▸ **Collected data entries**:
★ ★ ★ ★
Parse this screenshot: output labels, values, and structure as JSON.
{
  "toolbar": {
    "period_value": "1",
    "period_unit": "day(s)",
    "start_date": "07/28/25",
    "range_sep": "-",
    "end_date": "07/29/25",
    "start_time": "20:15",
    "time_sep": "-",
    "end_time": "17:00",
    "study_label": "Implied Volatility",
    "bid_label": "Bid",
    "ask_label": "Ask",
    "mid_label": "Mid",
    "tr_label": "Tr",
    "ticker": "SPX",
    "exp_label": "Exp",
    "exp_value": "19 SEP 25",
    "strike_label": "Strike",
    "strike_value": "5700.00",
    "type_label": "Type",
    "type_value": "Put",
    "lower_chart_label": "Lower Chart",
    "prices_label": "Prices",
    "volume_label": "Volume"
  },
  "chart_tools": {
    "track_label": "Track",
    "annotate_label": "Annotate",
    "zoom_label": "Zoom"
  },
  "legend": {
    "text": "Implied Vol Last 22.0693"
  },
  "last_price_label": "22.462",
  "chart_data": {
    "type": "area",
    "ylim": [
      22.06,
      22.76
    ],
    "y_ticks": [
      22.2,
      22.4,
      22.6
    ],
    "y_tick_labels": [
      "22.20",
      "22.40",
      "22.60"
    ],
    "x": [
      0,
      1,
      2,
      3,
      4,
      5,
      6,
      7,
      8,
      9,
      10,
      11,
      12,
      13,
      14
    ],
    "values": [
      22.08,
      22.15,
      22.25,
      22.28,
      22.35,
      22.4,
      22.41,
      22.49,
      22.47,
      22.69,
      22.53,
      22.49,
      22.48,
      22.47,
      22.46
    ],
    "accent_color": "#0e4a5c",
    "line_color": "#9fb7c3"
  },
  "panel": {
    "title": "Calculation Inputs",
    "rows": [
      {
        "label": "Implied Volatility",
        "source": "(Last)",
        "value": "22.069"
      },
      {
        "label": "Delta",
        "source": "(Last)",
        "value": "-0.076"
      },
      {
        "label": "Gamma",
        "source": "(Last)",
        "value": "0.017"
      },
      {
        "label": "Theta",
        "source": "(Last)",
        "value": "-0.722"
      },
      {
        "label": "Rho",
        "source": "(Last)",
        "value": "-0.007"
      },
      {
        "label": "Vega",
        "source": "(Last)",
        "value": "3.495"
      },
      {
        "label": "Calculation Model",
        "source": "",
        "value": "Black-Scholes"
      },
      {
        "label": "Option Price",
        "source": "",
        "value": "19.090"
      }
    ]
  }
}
★ ★ ★ ★
▸ **DIRECTIVE**: Print out every entry, keeping each one exact.

▸ **EXPECTED OUTPUT**:
Parse this screenshot: output labels, values, and structure as JSON.
{
  "toolbar": {
    "period_value": "1",
    "period_unit": "day(s)",
    "start_date": "07/28/25",
    "range_sep": "-",
    "end_date": "07/29/25",
    "start_time": "20:15",
    "time_sep": "-",
    "end_time": "17:00",
    "study_label": "Implied Volatility",
    "bid_label": "Bid",
    "ask_label": "Ask",
    "mid_label": "Mid",
    "tr_label": "Tr",
    "ticker": "SPX",
    "exp_label": "Exp",
    "exp_value": "19 SEP 25",
    "strike_label": "Strike",
    "strike_value": "5700.00",
    "type_label": "Type",
    "type_value": "Put",
    "lower_chart_label": "Lower Chart",
    "prices_label": "Prices",
    "volume_label": "Volume"
  },
  "chart_tools": {
    "track_label": "Track",
    "annotate_label": "Annotate",
    "zoom_label": "Zoom"
  },
  "legend": {
    "text": "Implied Vol Last 22.0693"
  },
  "last_price_label": "22.462",
  "chart_data": {
    "type": "area",
    "ylim": [
      22.06,
      22.76
    ],
    "y_ticks": [
      22.2,
      22.4,
      22.6
    ],
    "y_tick_labels": [
      "22.20",
      "22.40",
      "22.60"
    ],
    "x": [
      0,
      1,
      2,
      3,
      4,
      5,
      6,
      7,
      8,
      9,
      10,
      11,
      12,
      13,
      14
    ],
    "values": [
      22.08,
      22.15,
      22.25,
      22.28,
      22.35,
      22.4,
      22.41,
      22.49,
      22.47,
      22.69,
      22.53,
      22.49,
      22.48,
      22.47,
      22.46
    ],
    "accent_color": "#0e4a5c",
    "line_color": "#9fb7c3"
  },
  "panel": {
    "title": "Calculation Inputs",
    "rows": [
      {
        "label": "Implied Volatility",
        "source": "(Last)",
        "value": "22.069"
      },
      {
        "label": "Delta",
        "source": "(Last)",
        "value": "-0.076"
      },
      {
        "label": "Gamma",
        "source": "(Last)",
        "value": "0.017"
      },
      {
        "label": "Theta",
        "source": "(Last)",
        "value": "-0.722"
      },
      {
        "label": "Rho",
        "source": "(Last)",
        "value": "-0.007"
      },
      {
        "label": "Vega",
        "source": "(Last)",
        "value": "3.495"
      },
      {
        "label": "Calculation Model",
        "source": "",
        "value": "Black-Scholes"
      },
      {
        "label": "Option Price",
        "source": "",
        "value": "19.090"
      }
    ]
  }
}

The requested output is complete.